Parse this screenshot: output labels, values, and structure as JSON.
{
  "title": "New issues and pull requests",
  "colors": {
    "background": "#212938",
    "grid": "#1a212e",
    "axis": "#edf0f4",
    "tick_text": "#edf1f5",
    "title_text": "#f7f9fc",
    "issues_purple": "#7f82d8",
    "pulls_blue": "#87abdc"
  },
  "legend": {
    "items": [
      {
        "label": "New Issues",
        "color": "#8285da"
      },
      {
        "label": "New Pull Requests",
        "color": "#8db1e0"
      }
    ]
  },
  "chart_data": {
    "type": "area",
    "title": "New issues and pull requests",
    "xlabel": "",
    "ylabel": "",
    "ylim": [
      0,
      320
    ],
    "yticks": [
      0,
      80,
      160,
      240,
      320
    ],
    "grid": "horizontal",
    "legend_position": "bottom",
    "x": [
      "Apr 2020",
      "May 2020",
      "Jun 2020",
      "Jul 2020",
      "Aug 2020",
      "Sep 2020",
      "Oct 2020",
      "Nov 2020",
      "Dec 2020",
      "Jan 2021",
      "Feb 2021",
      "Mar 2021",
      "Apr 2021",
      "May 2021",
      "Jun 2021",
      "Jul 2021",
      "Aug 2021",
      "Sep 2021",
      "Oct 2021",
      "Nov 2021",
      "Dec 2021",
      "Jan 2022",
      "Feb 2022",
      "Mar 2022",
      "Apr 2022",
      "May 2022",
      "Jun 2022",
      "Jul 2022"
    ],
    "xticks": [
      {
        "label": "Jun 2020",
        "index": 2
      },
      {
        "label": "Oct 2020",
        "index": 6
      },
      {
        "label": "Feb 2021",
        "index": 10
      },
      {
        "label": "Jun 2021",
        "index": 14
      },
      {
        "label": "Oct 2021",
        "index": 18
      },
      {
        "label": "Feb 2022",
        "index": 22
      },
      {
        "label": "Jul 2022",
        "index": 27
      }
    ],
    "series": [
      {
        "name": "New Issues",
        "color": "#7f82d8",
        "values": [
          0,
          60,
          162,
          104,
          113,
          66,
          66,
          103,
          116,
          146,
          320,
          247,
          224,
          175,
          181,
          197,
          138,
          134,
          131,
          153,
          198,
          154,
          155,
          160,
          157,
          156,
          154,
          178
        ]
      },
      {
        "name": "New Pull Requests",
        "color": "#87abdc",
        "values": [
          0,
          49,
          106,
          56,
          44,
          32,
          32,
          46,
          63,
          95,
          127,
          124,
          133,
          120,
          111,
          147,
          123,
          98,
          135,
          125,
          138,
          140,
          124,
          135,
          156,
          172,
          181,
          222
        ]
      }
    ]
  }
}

---

Repeat every entry exactly as written above.

Parse this screenshot: output labels, values, and structure as JSON.
{
  "title": "New issues and pull requests",
  "colors": {
    "background": "#212938",
    "grid": "#1a212e",
    "axis": "#edf0f4",
    "tick_text": "#edf1f5",
    "title_text": "#f7f9fc",
    "issues_purple": "#7f82d8",
    "pulls_blue": "#87abdc"
  },
  "legend": {
    "items": [
      {
        "label": "New Issues",
        "color": "#8285da"
      },
      {
        "label": "New Pull Requests",
        "color": "#8db1e0"
      }
    ]
  },
  "chart_data": {
    "type": "area",
    "title": "New issues and pull requests",
    "xlabel": "",
    "ylabel": "",
    "ylim": [
      0,
      320
    ],
    "yticks": [
      0,
      80,
      160,
      240,
      320
    ],
    "grid": "horizontal",
    "legend_position": "bottom",
    "x": [
      "Apr 2020",
      "May 2020",
      "Jun 2020",
      "Jul 2020",
      "Aug 2020",
      "Sep 2020",
      "Oct 2020",
      "Nov 2020",
      "Dec 2020",
      "Jan 2021",
      "Feb 2021",
      "Mar 2021",
      "Apr 2021",
      "May 2021",
      "Jun 2021",
      "Jul 2021",
      "Aug 2021",
      "Sep 2021",
      "Oct 2021",
      "Nov 2021",
      "Dec 2021",
      "Jan 2022",
      "Feb 2022",
      "Mar 2022",
      "Apr 2022",
      "May 2022",
      "Jun 2022",
      "Jul 2022"
    ],
    "xticks": [
      {
        "label": "Jun 2020",
        "index": 2
      },
      {
        "label": "Oct 2020",
        "index": 6
      },
      {
        "label": "Feb 2021",
        "index": 10
      },
      {
        "label": "Jun 2021",
        "index": 14
      },
      {
        "label": "Oct 2021",
        "index": 18
      },
      {
        "label": "Feb 2022",
        "index": 22
      },
      {
        "label": "Jul 2022",
        "index": 27
      }
    ],
    "series": [
      {
        "name": "New Issues",
        "color": "#7f82d8",
        "values": [
          0,
          60,
          162,
          104,
          113,
          66,
          66,
          103,
          116,
          146,
          320,
          247,
          224,
          175,
          181,
          197,
          138,
          134,
          131,
          153,
          198,
          154,
          155,
          160,
          157,
          156,
          154,
          178
        ]
      },
      {
        "name": "New Pull Requests",
        "color": "#87abdc",
        "values": [
          0,
          49,
          106,
          56,
          44,
          32,
          32,
          46,
          63,
          95,
          127,
          124,
          133,
          120,
          111,
          147,
          123,
          98,
          135,
          125,
          138,
          140,
          124,
          135,
          156,
          172,
          181,
          222
        ]
      }
    ]
  }
}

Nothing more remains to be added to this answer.